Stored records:
----------
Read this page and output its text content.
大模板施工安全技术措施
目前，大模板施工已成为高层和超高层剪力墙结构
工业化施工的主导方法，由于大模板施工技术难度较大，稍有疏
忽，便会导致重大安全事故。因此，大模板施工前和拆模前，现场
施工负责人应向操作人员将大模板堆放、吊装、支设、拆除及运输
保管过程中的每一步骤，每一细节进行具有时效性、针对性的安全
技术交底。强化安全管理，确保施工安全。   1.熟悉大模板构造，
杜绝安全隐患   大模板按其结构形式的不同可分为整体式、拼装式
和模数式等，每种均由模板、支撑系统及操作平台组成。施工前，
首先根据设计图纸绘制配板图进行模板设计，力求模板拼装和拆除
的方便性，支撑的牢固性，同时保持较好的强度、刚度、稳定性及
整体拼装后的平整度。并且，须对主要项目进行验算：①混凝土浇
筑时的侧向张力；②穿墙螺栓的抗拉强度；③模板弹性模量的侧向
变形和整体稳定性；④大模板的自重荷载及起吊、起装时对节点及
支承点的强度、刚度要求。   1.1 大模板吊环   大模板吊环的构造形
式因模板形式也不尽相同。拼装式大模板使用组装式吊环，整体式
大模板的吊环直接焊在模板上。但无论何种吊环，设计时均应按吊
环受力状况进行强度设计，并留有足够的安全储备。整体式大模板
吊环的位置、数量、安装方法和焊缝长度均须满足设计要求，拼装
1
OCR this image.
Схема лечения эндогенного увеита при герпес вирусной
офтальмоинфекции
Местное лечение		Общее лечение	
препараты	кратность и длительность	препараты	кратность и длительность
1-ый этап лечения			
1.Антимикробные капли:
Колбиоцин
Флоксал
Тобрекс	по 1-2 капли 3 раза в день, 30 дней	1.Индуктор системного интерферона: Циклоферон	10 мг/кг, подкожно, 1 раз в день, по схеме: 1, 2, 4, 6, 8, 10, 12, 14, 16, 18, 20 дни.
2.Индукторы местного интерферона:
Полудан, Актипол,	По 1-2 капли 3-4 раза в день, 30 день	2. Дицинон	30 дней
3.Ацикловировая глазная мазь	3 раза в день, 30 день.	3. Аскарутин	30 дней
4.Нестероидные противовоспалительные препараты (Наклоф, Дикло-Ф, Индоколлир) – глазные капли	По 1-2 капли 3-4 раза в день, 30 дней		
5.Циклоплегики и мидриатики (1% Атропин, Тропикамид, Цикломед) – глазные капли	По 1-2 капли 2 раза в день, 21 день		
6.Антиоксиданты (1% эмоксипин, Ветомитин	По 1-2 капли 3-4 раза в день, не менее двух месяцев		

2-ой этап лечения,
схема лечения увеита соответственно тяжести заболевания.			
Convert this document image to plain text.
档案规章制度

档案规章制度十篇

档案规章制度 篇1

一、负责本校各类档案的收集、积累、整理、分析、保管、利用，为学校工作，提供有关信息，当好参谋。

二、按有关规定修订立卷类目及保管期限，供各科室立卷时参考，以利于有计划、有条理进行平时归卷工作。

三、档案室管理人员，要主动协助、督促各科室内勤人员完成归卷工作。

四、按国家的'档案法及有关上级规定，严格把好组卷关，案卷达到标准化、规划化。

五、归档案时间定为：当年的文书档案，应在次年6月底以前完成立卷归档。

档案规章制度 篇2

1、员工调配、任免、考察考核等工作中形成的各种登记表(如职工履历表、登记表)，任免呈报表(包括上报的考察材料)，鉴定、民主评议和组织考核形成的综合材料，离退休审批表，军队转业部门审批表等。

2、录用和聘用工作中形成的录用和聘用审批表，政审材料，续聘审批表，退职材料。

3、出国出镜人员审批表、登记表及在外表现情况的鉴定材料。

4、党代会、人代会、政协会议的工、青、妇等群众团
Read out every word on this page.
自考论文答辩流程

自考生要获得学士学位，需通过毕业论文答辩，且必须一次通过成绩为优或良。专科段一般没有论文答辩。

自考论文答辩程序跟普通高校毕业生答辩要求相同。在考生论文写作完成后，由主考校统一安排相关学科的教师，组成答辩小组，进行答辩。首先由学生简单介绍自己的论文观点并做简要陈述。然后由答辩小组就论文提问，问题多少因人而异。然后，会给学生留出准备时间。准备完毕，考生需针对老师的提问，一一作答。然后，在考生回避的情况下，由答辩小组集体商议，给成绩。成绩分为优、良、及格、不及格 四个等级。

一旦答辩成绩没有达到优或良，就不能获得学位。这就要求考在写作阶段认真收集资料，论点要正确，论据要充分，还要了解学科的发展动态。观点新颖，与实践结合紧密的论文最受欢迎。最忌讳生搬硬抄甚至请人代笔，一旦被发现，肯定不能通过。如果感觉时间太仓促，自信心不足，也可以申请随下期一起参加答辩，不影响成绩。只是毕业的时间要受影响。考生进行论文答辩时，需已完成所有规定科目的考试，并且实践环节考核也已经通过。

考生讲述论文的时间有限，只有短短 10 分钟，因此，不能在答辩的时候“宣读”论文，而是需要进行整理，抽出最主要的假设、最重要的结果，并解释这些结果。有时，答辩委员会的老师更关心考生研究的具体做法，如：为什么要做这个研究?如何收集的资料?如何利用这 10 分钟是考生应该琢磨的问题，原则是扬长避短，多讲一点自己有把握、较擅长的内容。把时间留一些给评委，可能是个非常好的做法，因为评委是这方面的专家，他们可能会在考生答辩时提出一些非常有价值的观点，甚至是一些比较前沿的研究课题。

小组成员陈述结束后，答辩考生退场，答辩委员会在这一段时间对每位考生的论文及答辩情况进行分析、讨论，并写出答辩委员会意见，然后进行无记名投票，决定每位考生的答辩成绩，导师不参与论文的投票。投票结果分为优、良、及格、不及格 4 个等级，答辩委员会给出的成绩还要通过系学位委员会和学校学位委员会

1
----------
*Exercise*
Write out the data exactly as it stands.

*Solution for this problem*
Read this page and output its text content.
大模板施工安全技术措施
目前，大模板施工已成为高层和超高层剪力墙结构
工业化施工的主导方法，由于大模板施工技术难度较大，稍有疏
忽，便会导致重大安全事故。因此，大模板施工前和拆模前，现场
施工负责人应向操作人员将大模板堆放、吊装、支设、拆除及运输
保管过程中的每一步骤，每一细节进行具有时效性、针对性的安全
技术交底。强化安全管理，确保施工安全。   1.熟悉大模板构造，
杜绝安全隐患   大模板按其结构形式的不同可分为整体式、拼装式
和模数式等，每种均由模板、支撑系统及操作平台组成。施工前，
首先根据设计图纸绘制配板图进行模板设计，力求模板拼装和拆除
的方便性，支撑的牢固性，同时保持较好的强度、刚度、稳定性及
整体拼装后的平整度。并且，须对主要项目进行验算：①混凝土浇
筑时的侧向张力；②穿墙螺栓的抗拉强度；③模板弹性模量的侧向
变形和整体稳定性；④大模板的自重荷载及起吊、起装时对节点及
支承点的强度、刚度要求。   1.1 大模板吊环   大模板吊环的构造形
式因模板形式也不尽相同。拼装式大模板使用组装式吊环，整体式
大模板的吊环直接焊在模板上。但无论何种吊环，设计时均应按吊
环受力状况进行强度设计，并留有足够的安全储备。整体式大模板
吊环的位置、数量、安装方法和焊缝长度均须满足设计要求，拼装
1
OCR this image.
Схема лечения эндогенного увеита при герпес вирусной
офтальмоинфекции
Местное лечение		Общее лечение	
препараты	кратность и длительность	препараты	кратность и длительность
1-ый этап лечения			
1.Антимикробные капли:
Колбиоцин
Флоксал
Тобрекс	по 1-2 капли 3 раза в день, 30 дней	1.Индуктор системного интерферона: Циклоферон	10 мг/кг, подкожно, 1 раз в день, по схеме: 1, 2, 4, 6, 8, 10, 12, 14, 16, 18, 20 дни.
2.Индукторы местного интерферона:
Полудан, Актипол,	По 1-2 капли 3-4 раза в день, 30 день	2. Дицинон	30 дней
3.Ацикловировая глазная мазь	3 раза в день, 30 день.	3. Аскарутин	30 дней
4.Нестероидные противовоспалительные препараты (Наклоф, Дикло-Ф, Индоколлир) – глазные капли	По 1-2 капли 3-4 раза в день, 30 дней		
5.Циклоплегики и мидриатики (1% Атропин, Тропикамид, Цикломед) – глазные капли	По 1-2 капли 2 раза в день, 21 день		
6.Антиоксиданты (1% эмоксипин, Ветомитин	По 1-2 капли 3-4 раза в день, не менее двух месяцев		

2-ой этап лечения,
схема лечения увеита соответственно тяжести заболевания.			
Convert this document image to plain text.
档案规章制度

档案规章制度十篇

档案规章制度 篇1

一、负责本校各类档案的收集、积累、整理、分析、保管、利用，为学校工作，提供有关信息，当好参谋。

二、按有关规定修订立卷类目及保管期限，供各科室立卷时参考，以利于有计划、有条理进行平时归卷工作。

三、档案室管理人员，要主动协助、督促各科室内勤人员完成归卷工作。

四、按国家的'档案法及有关上级规定，严格把好组卷关，案卷达到标准化、规划化。

五、归档案时间定为：当年的文书档案，应在次年6月底以前完成立卷归档。

档案规章制度 篇2

1、员工调配、任免、考察考核等工作中形成的各种登记表(如职工履历表、登记表)，任免呈报表(包括上报的考察材料)，鉴定、民主评议和组织考核形成的综合材料，离退休审批表，军队转业部门审批表等。

2、录用和聘用工作中形成的录用和聘用审批表，政审材料，续聘审批表，退职材料。

3、出国出镜人员审批表、登记表及在外表现情况的鉴定材料。

4、党代会、人代会、政协会议的工、青、妇等群众团
Read out every word on this page.
自考论文答辩流程

自考生要获得学士学位，需通过毕业论文答辩，且必须一次通过成绩为优或良。专科段一般没有论文答辩。

自考论文答辩程序跟普通高校毕业生答辩要求相同。在考生论文写作完成后，由主考校统一安排相关学科的教师，组成答辩小组，进行答辩。首先由学生简单介绍自己的论文观点并做简要陈述。然后由答辩小组就论文提问，问题多少因人而异。然后，会给学生留出准备时间。准备完毕，考生需针对老师的提问，一一作答。然后，在考生回避的情况下，由答辩小组集体商议，给成绩。成绩分为优、良、及格、不及格 四个等级。

一旦答辩成绩没有达到优或良，就不能获得学位。这就要求考在写作阶段认真收集资料，论点要正确，论据要充分，还要了解学科的发展动态。观点新颖，与实践结合紧密的论文最受欢迎。最忌讳生搬硬抄甚至请人代笔，一旦被发现，肯定不能通过。如果感觉时间太仓促，自信心不足，也可以申请随下期一起参加答辩，不影响成绩。只是毕业的时间要受影响。考生进行论文答辩时，需已完成所有规定科目的考试，并且实践环节考核也已经通过。

考生讲述论文的时间有限，只有短短 10 分钟，因此，不能在答辩的时候“宣读”论文，而是需要进行整理，抽出最主要的假设、最重要的结果，并解释这些结果。有时，答辩委员会的老师更关心考生研究的具体做法，如：为什么要做这个研究?如何收集的资料?如何利用这 10 分钟是考生应该琢磨的问题，原则是扬长避短，多讲一点自己有把握、较擅长的内容。把时间留一些给评委，可能是个非常好的做法，因为评委是这方面的专家，他们可能会在考生答辩时提出一些非常有价值的观点，甚至是一些比较前沿的研究课题。

小组成员陈述结束后，答辩考生退场，答辩委员会在这一段时间对每位考生的论文及答辩情况进行分析、讨论，并写出答辩委员会意见，然后进行无记名投票，决定每位考生的答辩成绩，导师不参与论文的投票。投票结果分为优、良、及格、不及格 4 个等级，答辩委员会给出的成绩还要通过系学位委员会和学校学位委员会

1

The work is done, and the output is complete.